Reproduce all the material exactly, minus any pictures it holds.

----

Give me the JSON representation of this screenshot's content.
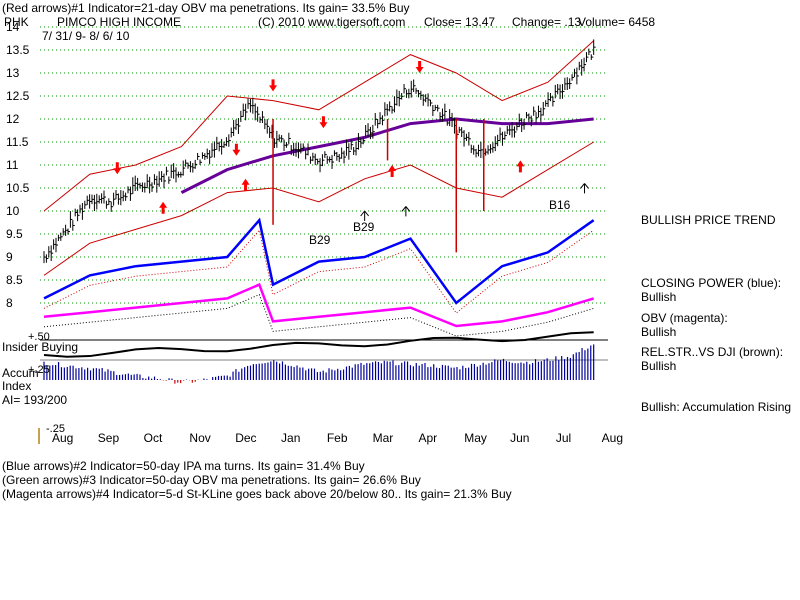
{
  "header": {
    "line1": "(Red arrows)#1 Indicator=21-day OBV ma penetrations. Its gain= 33.5% Buy",
    "ticker": "PHK",
    "company": "PIMCO HIGH INCOME",
    "copyright": "(C) 2010 www.tigersoft.com",
    "close": "Close=  13.47",
    "change": "Change= .13",
    "volume": "Volume= 6458",
    "date_range": "7/ 31/ 9-  8/ 6/ 10"
  },
  "right_panel": {
    "trend": "BULLISH PRICE TREND",
    "closing_power_label": "CLOSING POWER (blue):",
    "closing_power_value": "Bullish",
    "obv_label": "OBV (magenta):",
    "obv_value": "Bullish",
    "relstr_label": "REL.STR..VS DJI (brown):",
    "relstr_value": "Bullish",
    "accum_status": "Bullish: Accumulation Rising"
  },
  "lower_panel": {
    "plus50": "+.50",
    "insider_label": "Insider Buying",
    "plus25": "+.25",
    "accum_label_1": "Accum",
    "accum_label_2": "Index",
    "ai_label": "AI= 193/200",
    "minus25": "-.25"
  },
  "footer": {
    "line1": "(Blue arrows)#2 Indicator=50-day IPA ma turns. Its gain= 31.4% Buy",
    "line2": "(Green arrows)#3 Indicator=50-day OBV ma penetrations. Its gain= 26.6% Buy",
    "line3": "(Magenta arrows)#4 Indicator=5-d St-KLine goes back above 20/below 80.. Its gain= 21.3% Buy"
  },
  "annotations": [
    {
      "label": "B29",
      "x": "Jan"
    },
    {
      "label": "B29",
      "x": "Feb"
    },
    {
      "label": "B16",
      "x": "Jun"
    }
  ],
  "colors": {
    "price_bars": "#000000",
    "bands": "#cc0000",
    "ma": "#660099",
    "closing_power": "#0000ff",
    "obv": "#ff00ff",
    "accum_bars": "#000099",
    "relstr": "#000000",
    "arrows": "#ff0000",
    "grid": "#009900"
  },
  "chart_data": {
    "type": "line",
    "title": "PIMCO HIGH INCOME",
    "x_ticks": [
      "Aug",
      "Sep",
      "Oct",
      "Nov",
      "Dec",
      "Jan",
      "Feb",
      "Mar",
      "Apr",
      "May",
      "Jun",
      "Jul",
      "Aug"
    ],
    "y_ticks": [
      "14",
      "13.5",
      "13",
      "12.5",
      "12",
      "11.5",
      "11",
      "10.5",
      "10",
      "9.5",
      "9",
      "8.5",
      "8"
    ],
    "ylim": [
      8,
      14
    ],
    "grid": true,
    "series": [
      {
        "name": "Price",
        "x": [
          0,
          0.5,
          1,
          1.5,
          2,
          2.5,
          3,
          3.5,
          4,
          4.5,
          5,
          5.5,
          6,
          6.5,
          7,
          7.5,
          8,
          8.5,
          9,
          9.5,
          10,
          10.5,
          11,
          11.5,
          12
        ],
        "values": [
          9.0,
          9.6,
          10.3,
          10.2,
          10.5,
          10.7,
          10.9,
          11.2,
          11.6,
          12.3,
          11.6,
          11.4,
          11.1,
          11.2,
          11.6,
          12.2,
          12.7,
          12.3,
          11.8,
          11.3,
          11.6,
          12.0,
          12.3,
          12.9,
          13.5
        ]
      },
      {
        "name": "Upper band",
        "x": [
          0,
          1,
          2,
          3,
          4,
          5,
          6,
          7,
          8,
          9,
          10,
          11,
          12
        ],
        "values": [
          10.0,
          10.8,
          11.0,
          11.4,
          12.5,
          12.4,
          12.2,
          12.8,
          13.4,
          13.0,
          12.4,
          12.8,
          13.7
        ]
      },
      {
        "name": "Lower band",
        "x": [
          0,
          1,
          2,
          3,
          4,
          5,
          6,
          7,
          8,
          9,
          10,
          11,
          12
        ],
        "values": [
          8.6,
          9.3,
          9.6,
          9.9,
          10.4,
          10.5,
          10.2,
          10.7,
          11.0,
          10.5,
          10.3,
          10.9,
          11.5
        ]
      },
      {
        "name": "Moving average",
        "x": [
          3,
          4,
          5,
          6,
          7,
          8,
          9,
          10,
          11,
          12
        ],
        "values": [
          10.4,
          10.9,
          11.2,
          11.4,
          11.6,
          11.9,
          12.0,
          11.9,
          11.9,
          12.0
        ]
      },
      {
        "name": "CLOSING POWER (blue)",
        "x": [
          0,
          1,
          2,
          3,
          4,
          4.7,
          5,
          6,
          7,
          8,
          9,
          10,
          11,
          12
        ],
        "values": [
          8.1,
          8.6,
          8.8,
          8.9,
          9.0,
          9.8,
          8.4,
          8.9,
          9.0,
          9.4,
          8.0,
          8.8,
          9.1,
          9.8
        ]
      },
      {
        "name": "OBV (magenta)",
        "x": [
          0,
          1,
          2,
          3,
          4,
          4.7,
          5,
          6,
          7,
          8,
          9,
          10,
          11,
          12
        ],
        "values": [
          7.7,
          7.8,
          7.9,
          8.0,
          8.1,
          8.4,
          7.6,
          7.7,
          7.8,
          7.9,
          7.5,
          7.6,
          7.8,
          8.1
        ]
      }
    ],
    "accum_index": {
      "ylim": [
        -0.25,
        0.5
      ],
      "x": [
        0,
        0.5,
        1,
        1.5,
        2,
        2.5,
        3,
        3.5,
        4,
        4.5,
        5,
        5.5,
        6,
        6.5,
        7,
        7.5,
        8,
        8.5,
        9,
        9.5,
        10,
        10.5,
        11,
        11.5,
        12
      ],
      "values": [
        0.22,
        0.18,
        0.15,
        0.1,
        0.05,
        0.02,
        -0.03,
        0.0,
        0.05,
        0.2,
        0.25,
        0.18,
        0.1,
        0.15,
        0.2,
        0.22,
        0.2,
        0.18,
        0.15,
        0.2,
        0.25,
        0.22,
        0.25,
        0.3,
        0.45
      ]
    }
  }
}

----

_SOLUTION FOR THIS PROBLEM_.
Give me the JSON representation of this screenshot's content.
{
  "header": {
    "line1": "(Red arrows)#1 Indicator=21-day OBV ma penetrations. Its gain= 33.5% Buy",
    "ticker": "PHK",
    "company": "PIMCO HIGH INCOME",
    "copyright": "(C) 2010 www.tigersoft.com",
    "close": "Close=  13.47",
    "change": "Change= .13",
    "volume": "Volume= 6458",
    "date_range": "7/ 31/ 9-  8/ 6/ 10"
  },
  "right_panel": {
    "trend": "BULLISH PRICE TREND",
    "closing_power_label": "CLOSING POWER (blue):",
    "closing_power_value": "Bullish",
    "obv_label": "OBV (magenta):",
    "obv_value": "Bullish",
    "relstr_label": "REL.STR..VS DJI (brown):",
    "relstr_value": "Bullish",
    "accum_status": "Bullish: Accumulation Rising"
  },
  "lower_panel": {
    "plus50": "+.50",
    "insider_label": "Insider Buying",
    "plus25": "+.25",
    "accum_label_1": "Accum",
    "accum_label_2": "Index",
    "ai_label": "AI= 193/200",
    "minus25": "-.25"
  },
  "footer": {
    "line1": "(Blue arrows)#2 Indicator=50-day IPA ma turns. Its gain= 31.4% Buy",
    "line2": "(Green arrows)#3 Indicator=50-day OBV ma penetrations. Its gain= 26.6% Buy",
    "line3": "(Magenta arrows)#4 Indicator=5-d St-KLine goes back above 20/below 80.. Its gain= 21.3% Buy"
  },
  "annotations": [
    {
      "label": "B29",
      "x": "Jan"
    },
    {
      "label": "B29",
      "x": "Feb"
    },
    {
      "label": "B16",
      "x": "Jun"
    }
  ],
  "colors": {
    "price_bars": "#000000",
    "bands": "#cc0000",
    "ma": "#660099",
    "closing_power": "#0000ff",
    "obv": "#ff00ff",
    "accum_bars": "#000099",
    "relstr": "#000000",
    "arrows": "#ff0000",
    "grid": "#009900"
  },
  "chart_data": {
    "type": "line",
    "title": "PIMCO HIGH INCOME",
    "x_ticks": [
      "Aug",
      "Sep",
      "Oct",
      "Nov",
      "Dec",
      "Jan",
      "Feb",
      "Mar",
      "Apr",
      "May",
      "Jun",
      "Jul",
      "Aug"
    ],
    "y_ticks": [
      "14",
      "13.5",
      "13",
      "12.5",
      "12",
      "11.5",
      "11",
      "10.5",
      "10",
      "9.5",
      "9",
      "8.5",
      "8"
    ],
    "ylim": [
      8,
      14
    ],
    "grid": true,
    "series": [
      {
        "name": "Price",
        "x": [
          0,
          0.5,
          1,
          1.5,
          2,
          2.5,
          3,
          3.5,
          4,
          4.5,
          5,
          5.5,
          6,
          6.5,
          7,
          7.5,
          8,
          8.5,
          9,
          9.5,
          10,
          10.5,
          11,
          11.5,
          12
        ],
        "values": [
          9.0,
          9.6,
          10.3,
          10.2,
          10.5,
          10.7,
          10.9,
          11.2,
          11.6,
          12.3,
          11.6,
          11.4,
          11.1,
          11.2,
          11.6,
          12.2,
          12.7,
          12.3,
          11.8,
          11.3,
          11.6,
          12.0,
          12.3,
          12.9,
          13.5
        ]
      },
      {
        "name": "Upper band",
        "x": [
          0,
          1,
          2,
          3,
          4,
          5,
          6,
          7,
          8,
          9,
          10,
          11,
          12
        ],
        "values": [
          10.0,
          10.8,
          11.0,
          11.4,
          12.5,
          12.4,
          12.2,
          12.8,
          13.4,
          13.0,
          12.4,
          12.8,
          13.7
        ]
      },
      {
        "name": "Lower band",
        "x": [
          0,
          1,
          2,
          3,
          4,
          5,
          6,
          7,
          8,
          9,
          10,
          11,
          12
        ],
        "values": [
          8.6,
          9.3,
          9.6,
          9.9,
          10.4,
          10.5,
          10.2,
          10.7,
          11.0,
          10.5,
          10.3,
          10.9,
          11.5
        ]
      },
      {
        "name": "Moving average",
        "x": [
          3,
          4,
          5,
          6,
          7,
          8,
          9,
          10,
          11,
          12
        ],
        "values": [
          10.4,
          10.9,
          11.2,
          11.4,
          11.6,
          11.9,
          12.0,
          11.9,
          11.9,
          12.0
        ]
      },
      {
        "name": "CLOSING POWER (blue)",
        "x": [
          0,
          1,
          2,
          3,
          4,
          4.7,
          5,
          6,
          7,
          8,
          9,
          10,
          11,
          12
        ],
        "values": [
          8.1,
          8.6,
          8.8,
          8.9,
          9.0,
          9.8,
          8.4,
          8.9,
          9.0,
          9.4,
          8.0,
          8.8,
          9.1,
          9.8
        ]
      },
      {
        "name": "OBV (magenta)",
        "x": [
          0,
          1,
          2,
          3,
          4,
          4.7,
          5,
          6,
          7,
          8,
          9,
          10,
          11,
          12
        ],
        "values": [
          7.7,
          7.8,
          7.9,
          8.0,
          8.1,
          8.4,
          7.6,
          7.7,
          7.8,
          7.9,
          7.5,
          7.6,
          7.8,
          8.1
        ]
      }
    ],
    "accum_index": {
      "ylim": [
        -0.25,
        0.5
      ],
      "x": [
        0,
        0.5,
        1,
        1.5,
        2,
        2.5,
        3,
        3.5,
        4,
        4.5,
        5,
        5.5,
        6,
        6.5,
        7,
        7.5,
        8,
        8.5,
        9,
        9.5,
        10,
        10.5,
        11,
        11.5,
        12
      ],
      "values": [
        0.22,
        0.18,
        0.15,
        0.1,
        0.05,
        0.02,
        -0.03,
        0.0,
        0.05,
        0.2,
        0.25,
        0.18,
        0.1,
        0.15,
        0.2,
        0.22,
        0.2,
        0.18,
        0.15,
        0.2,
        0.25,
        0.22,
        0.25,
        0.3,
        0.45
      ]
    }
  }
}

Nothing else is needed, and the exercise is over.